Given exercise | Write the records out again exactly, leaving no images in.

(Records about charts and figures)
>> Begin

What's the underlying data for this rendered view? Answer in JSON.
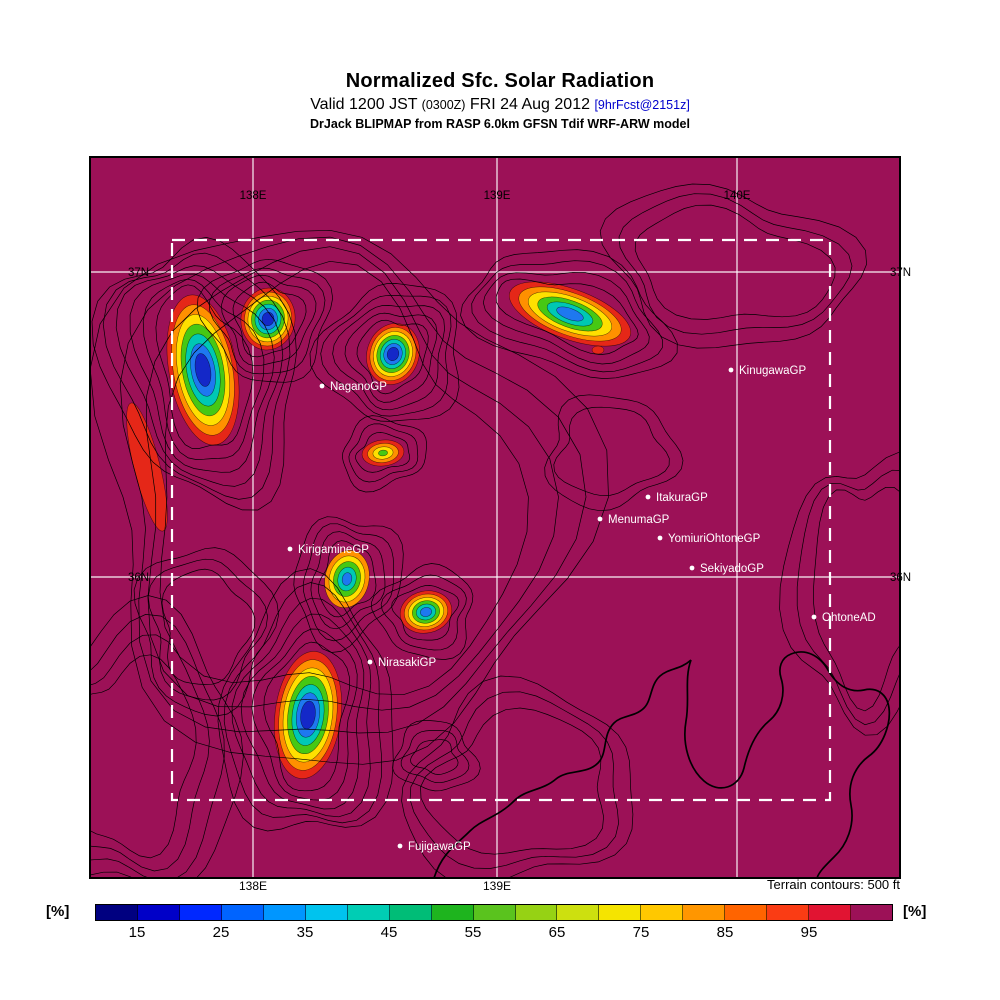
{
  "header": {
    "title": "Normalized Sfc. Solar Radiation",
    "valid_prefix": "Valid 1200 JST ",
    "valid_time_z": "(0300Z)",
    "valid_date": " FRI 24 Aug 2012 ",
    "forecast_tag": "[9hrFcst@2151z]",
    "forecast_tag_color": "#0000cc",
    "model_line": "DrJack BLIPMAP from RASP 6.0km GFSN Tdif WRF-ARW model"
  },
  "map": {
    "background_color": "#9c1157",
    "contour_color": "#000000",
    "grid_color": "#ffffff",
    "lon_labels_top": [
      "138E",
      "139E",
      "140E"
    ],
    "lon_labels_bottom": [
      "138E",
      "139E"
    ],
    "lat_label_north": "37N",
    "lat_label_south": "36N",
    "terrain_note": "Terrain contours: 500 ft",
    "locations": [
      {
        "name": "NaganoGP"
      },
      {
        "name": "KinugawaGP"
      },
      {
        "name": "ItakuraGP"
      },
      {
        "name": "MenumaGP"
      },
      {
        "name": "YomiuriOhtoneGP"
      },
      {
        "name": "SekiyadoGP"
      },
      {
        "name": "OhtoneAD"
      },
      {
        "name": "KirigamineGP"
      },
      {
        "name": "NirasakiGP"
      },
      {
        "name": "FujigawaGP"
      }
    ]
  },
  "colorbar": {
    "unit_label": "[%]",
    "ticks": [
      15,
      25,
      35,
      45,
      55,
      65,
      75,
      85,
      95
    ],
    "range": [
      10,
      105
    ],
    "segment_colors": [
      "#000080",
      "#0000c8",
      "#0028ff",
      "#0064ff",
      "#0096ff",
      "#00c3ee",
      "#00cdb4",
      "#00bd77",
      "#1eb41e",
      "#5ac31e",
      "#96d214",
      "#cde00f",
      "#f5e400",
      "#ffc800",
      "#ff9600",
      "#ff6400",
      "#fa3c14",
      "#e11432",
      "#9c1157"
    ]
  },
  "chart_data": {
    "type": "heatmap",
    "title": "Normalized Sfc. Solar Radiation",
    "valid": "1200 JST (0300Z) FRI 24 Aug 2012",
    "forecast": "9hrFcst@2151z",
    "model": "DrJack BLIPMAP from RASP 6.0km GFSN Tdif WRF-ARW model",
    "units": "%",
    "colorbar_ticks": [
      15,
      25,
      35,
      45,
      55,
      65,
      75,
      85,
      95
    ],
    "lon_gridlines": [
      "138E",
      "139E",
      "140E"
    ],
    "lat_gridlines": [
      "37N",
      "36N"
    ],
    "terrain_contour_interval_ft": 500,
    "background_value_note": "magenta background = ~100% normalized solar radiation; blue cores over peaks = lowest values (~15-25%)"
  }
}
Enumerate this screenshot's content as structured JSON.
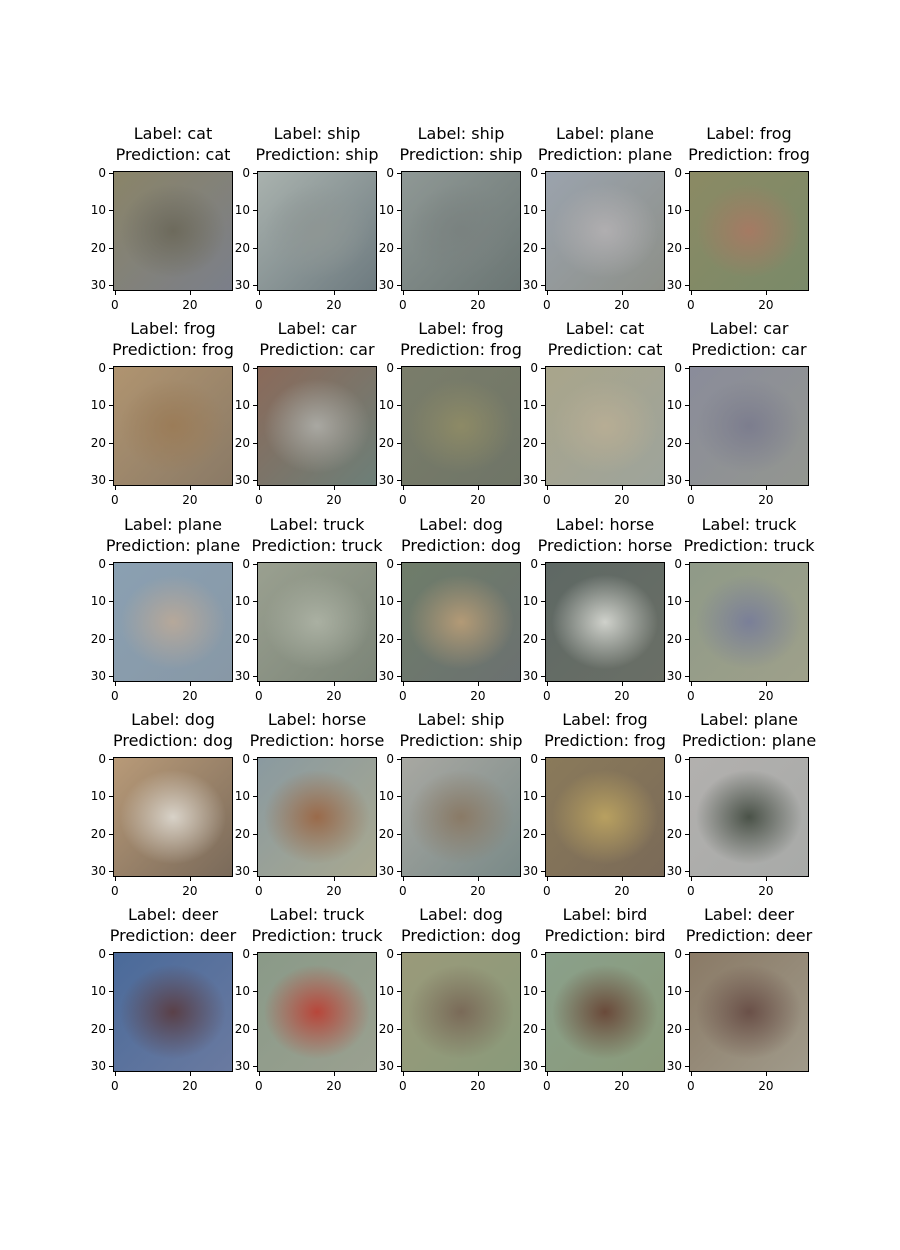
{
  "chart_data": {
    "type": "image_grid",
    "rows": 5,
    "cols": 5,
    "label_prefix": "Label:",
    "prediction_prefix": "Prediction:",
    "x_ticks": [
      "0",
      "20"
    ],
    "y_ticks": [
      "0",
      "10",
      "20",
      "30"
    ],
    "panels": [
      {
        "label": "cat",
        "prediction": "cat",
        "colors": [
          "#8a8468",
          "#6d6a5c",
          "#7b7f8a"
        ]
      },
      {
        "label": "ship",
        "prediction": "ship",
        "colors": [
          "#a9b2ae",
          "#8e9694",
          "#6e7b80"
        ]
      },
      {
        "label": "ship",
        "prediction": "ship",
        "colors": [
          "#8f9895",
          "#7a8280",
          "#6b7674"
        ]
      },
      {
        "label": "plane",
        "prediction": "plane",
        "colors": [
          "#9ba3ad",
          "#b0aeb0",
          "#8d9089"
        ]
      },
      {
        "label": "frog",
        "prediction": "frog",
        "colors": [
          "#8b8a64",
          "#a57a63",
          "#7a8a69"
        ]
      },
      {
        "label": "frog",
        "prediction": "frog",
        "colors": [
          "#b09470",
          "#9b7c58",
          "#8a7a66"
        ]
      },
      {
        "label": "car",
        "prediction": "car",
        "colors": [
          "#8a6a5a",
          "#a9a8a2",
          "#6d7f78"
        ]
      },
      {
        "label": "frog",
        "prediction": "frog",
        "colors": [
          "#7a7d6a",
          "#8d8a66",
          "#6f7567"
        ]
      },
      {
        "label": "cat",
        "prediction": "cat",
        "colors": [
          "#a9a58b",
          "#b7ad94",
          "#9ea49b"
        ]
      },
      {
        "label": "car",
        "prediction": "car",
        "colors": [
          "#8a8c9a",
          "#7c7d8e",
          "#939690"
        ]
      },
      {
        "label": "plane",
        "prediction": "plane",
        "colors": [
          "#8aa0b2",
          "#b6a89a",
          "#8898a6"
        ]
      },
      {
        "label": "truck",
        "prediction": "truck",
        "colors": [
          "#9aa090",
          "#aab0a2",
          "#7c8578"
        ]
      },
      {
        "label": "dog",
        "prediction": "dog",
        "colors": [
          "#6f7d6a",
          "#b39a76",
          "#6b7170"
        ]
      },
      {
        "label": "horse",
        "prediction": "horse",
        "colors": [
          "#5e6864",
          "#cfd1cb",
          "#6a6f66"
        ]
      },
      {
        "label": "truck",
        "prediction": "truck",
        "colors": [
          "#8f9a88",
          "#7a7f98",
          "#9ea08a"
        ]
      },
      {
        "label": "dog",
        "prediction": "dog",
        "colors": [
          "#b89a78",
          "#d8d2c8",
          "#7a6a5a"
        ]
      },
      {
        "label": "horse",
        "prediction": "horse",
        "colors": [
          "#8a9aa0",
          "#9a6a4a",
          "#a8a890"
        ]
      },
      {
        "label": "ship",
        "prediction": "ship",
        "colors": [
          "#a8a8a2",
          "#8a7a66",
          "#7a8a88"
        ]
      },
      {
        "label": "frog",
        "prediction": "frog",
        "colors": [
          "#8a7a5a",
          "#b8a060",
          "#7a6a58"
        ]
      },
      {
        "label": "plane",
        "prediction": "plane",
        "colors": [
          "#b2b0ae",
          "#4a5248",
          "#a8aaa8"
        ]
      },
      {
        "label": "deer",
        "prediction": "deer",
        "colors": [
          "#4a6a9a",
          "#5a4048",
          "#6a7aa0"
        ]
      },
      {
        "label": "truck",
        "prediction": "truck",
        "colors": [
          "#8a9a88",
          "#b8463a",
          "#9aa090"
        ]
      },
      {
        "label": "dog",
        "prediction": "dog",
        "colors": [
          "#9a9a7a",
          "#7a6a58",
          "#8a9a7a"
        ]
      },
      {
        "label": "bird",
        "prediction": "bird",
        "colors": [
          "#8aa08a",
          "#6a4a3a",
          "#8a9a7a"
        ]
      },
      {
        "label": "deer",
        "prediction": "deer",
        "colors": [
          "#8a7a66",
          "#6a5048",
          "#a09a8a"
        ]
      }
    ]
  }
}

>> End

The result |
What's the underlying data for this rendered view? Answer in JSON.
{
  "header": {
    "title": "Normalized Sfc. Solar Radiation",
    "valid_prefix": "Valid 1200 JST ",
    "valid_time_z": "(0300Z)",
    "valid_date": " FRI 24 Aug 2012 ",
    "forecast_tag": "[9hrFcst@2151z]",
    "forecast_tag_color": "#0000cc",
    "model_line": "DrJack BLIPMAP from RASP 6.0km GFSN Tdif WRF-ARW model"
  },
  "map": {
    "background_color": "#9c1157",
    "contour_color": "#000000",
    "grid_color": "#ffffff",
    "lon_labels_top": [
      "138E",
      "139E",
      "140E"
    ],
    "lon_labels_bottom": [
      "138E",
      "139E"
    ],
    "lat_label_north": "37N",
    "lat_label_south": "36N",
    "terrain_note": "Terrain contours: 500 ft",
    "locations": [
      {
        "name": "NaganoGP"
      },
      {
        "name": "KinugawaGP"
      },
      {
        "name": "ItakuraGP"
      },
      {
        "name": "MenumaGP"
      },
      {
        "name": "YomiuriOhtoneGP"
      },
      {
        "name": "SekiyadoGP"
      },
      {
        "name": "OhtoneAD"
      },
      {
        "name": "KirigamineGP"
      },
      {
        "name": "NirasakiGP"
      },
      {
        "name": "FujigawaGP"
      }
    ]
  },
  "colorbar": {
    "unit_label": "[%]",
    "ticks": [
      15,
      25,
      35,
      45,
      55,
      65,
      75,
      85,
      95
    ],
    "range": [
      10,
      105
    ],
    "segment_colors": [
      "#000080",
      "#0000c8",
      "#0028ff",
      "#0064ff",
      "#0096ff",
      "#00c3ee",
      "#00cdb4",
      "#00bd77",
      "#1eb41e",
      "#5ac31e",
      "#96d214",
      "#cde00f",
      "#f5e400",
      "#ffc800",
      "#ff9600",
      "#ff6400",
      "#fa3c14",
      "#e11432",
      "#9c1157"
    ]
  },
  "chart_data": {
    "type": "heatmap",
    "title": "Normalized Sfc. Solar Radiation",
    "valid": "1200 JST (0300Z) FRI 24 Aug 2012",
    "forecast": "9hrFcst@2151z",
    "model": "DrJack BLIPMAP from RASP 6.0km GFSN Tdif WRF-ARW model",
    "units": "%",
    "colorbar_ticks": [
      15,
      25,
      35,
      45,
      55,
      65,
      75,
      85,
      95
    ],
    "lon_gridlines": [
      "138E",
      "139E",
      "140E"
    ],
    "lat_gridlines": [
      "37N",
      "36N"
    ],
    "terrain_contour_interval_ft": 500,
    "background_value_note": "magenta background = ~100% normalized solar radiation; blue cores over peaks = lowest values (~15-25%)"
  }
}
Enumerate this screenshot's content as structured JSON.
{
  "chart_data": {
    "type": "image_grid",
    "rows": 5,
    "cols": 5,
    "label_prefix": "Label:",
    "prediction_prefix": "Prediction:",
    "x_ticks": [
      "0",
      "20"
    ],
    "y_ticks": [
      "0",
      "10",
      "20",
      "30"
    ],
    "panels": [
      {
        "label": "cat",
        "prediction": "cat",
        "colors": [
          "#8a8468",
          "#6d6a5c",
          "#7b7f8a"
        ]
      },
      {
        "label": "ship",
        "prediction": "ship",
        "colors": [
          "#a9b2ae",
          "#8e9694",
          "#6e7b80"
        ]
      },
      {
        "label": "ship",
        "prediction": "ship",
        "colors": [
          "#8f9895",
          "#7a8280",
          "#6b7674"
        ]
      },
      {
        "label": "plane",
        "prediction": "plane",
        "colors": [
          "#9ba3ad",
          "#b0aeb0",
          "#8d9089"
        ]
      },
      {
        "label": "frog",
        "prediction": "frog",
        "colors": [
          "#8b8a64",
          "#a57a63",
          "#7a8a69"
        ]
      },
      {
        "label": "frog",
        "prediction": "frog",
        "colors": [
          "#b09470",
          "#9b7c58",
          "#8a7a66"
        ]
      },
      {
        "label": "car",
        "prediction": "car",
        "colors": [
          "#8a6a5a",
          "#a9a8a2",
          "#6d7f78"
        ]
      },
      {
        "label": "frog",
        "prediction": "frog",
        "colors": [
          "#7a7d6a",
          "#8d8a66",
          "#6f7567"
        ]
      },
      {
        "label": "cat",
        "prediction": "cat",
        "colors": [
          "#a9a58b",
          "#b7ad94",
          "#9ea49b"
        ]
      },
      {
        "label": "car",
        "prediction": "car",
        "colors": [
          "#8a8c9a",
          "#7c7d8e",
          "#939690"
        ]
      },
      {
        "label": "plane",
        "prediction": "plane",
        "colors": [
          "#8aa0b2",
          "#b6a89a",
          "#8898a6"
        ]
      },
      {
        "label": "truck",
        "prediction": "truck",
        "colors": [
          "#9aa090",
          "#aab0a2",
          "#7c8578"
        ]
      },
      {
        "label": "dog",
        "prediction": "dog",
        "colors": [
          "#6f7d6a",
          "#b39a76",
          "#6b7170"
        ]
      },
      {
        "label": "horse",
        "prediction": "horse",
        "colors": [
          "#5e6864",
          "#cfd1cb",
          "#6a6f66"
        ]
      },
      {
        "label": "truck",
        "prediction": "truck",
        "colors": [
          "#8f9a88",
          "#7a7f98",
          "#9ea08a"
        ]
      },
      {
        "label": "dog",
        "prediction": "dog",
        "colors": [
          "#b89a78",
          "#d8d2c8",
          "#7a6a5a"
        ]
      },
      {
        "label": "horse",
        "prediction": "horse",
        "colors": [
          "#8a9aa0",
          "#9a6a4a",
          "#a8a890"
        ]
      },
      {
        "label": "ship",
        "prediction": "ship",
        "colors": [
          "#a8a8a2",
          "#8a7a66",
          "#7a8a88"
        ]
      },
      {
        "label": "frog",
        "prediction": "frog",
        "colors": [
          "#8a7a5a",
          "#b8a060",
          "#7a6a58"
        ]
      },
      {
        "label": "plane",
        "prediction": "plane",
        "colors": [
          "#b2b0ae",
          "#4a5248",
          "#a8aaa8"
        ]
      },
      {
        "label": "deer",
        "prediction": "deer",
        "colors": [
          "#4a6a9a",
          "#5a4048",
          "#6a7aa0"
        ]
      },
      {
        "label": "truck",
        "prediction": "truck",
        "colors": [
          "#8a9a88",
          "#b8463a",
          "#9aa090"
        ]
      },
      {
        "label": "dog",
        "prediction": "dog",
        "colors": [
          "#9a9a7a",
          "#7a6a58",
          "#8a9a7a"
        ]
      },
      {
        "label": "bird",
        "prediction": "bird",
        "colors": [
          "#8aa08a",
          "#6a4a3a",
          "#8a9a7a"
        ]
      },
      {
        "label": "deer",
        "prediction": "deer",
        "colors": [
          "#8a7a66",
          "#6a5048",
          "#a09a8a"
        ]
      }
    ]
  }
}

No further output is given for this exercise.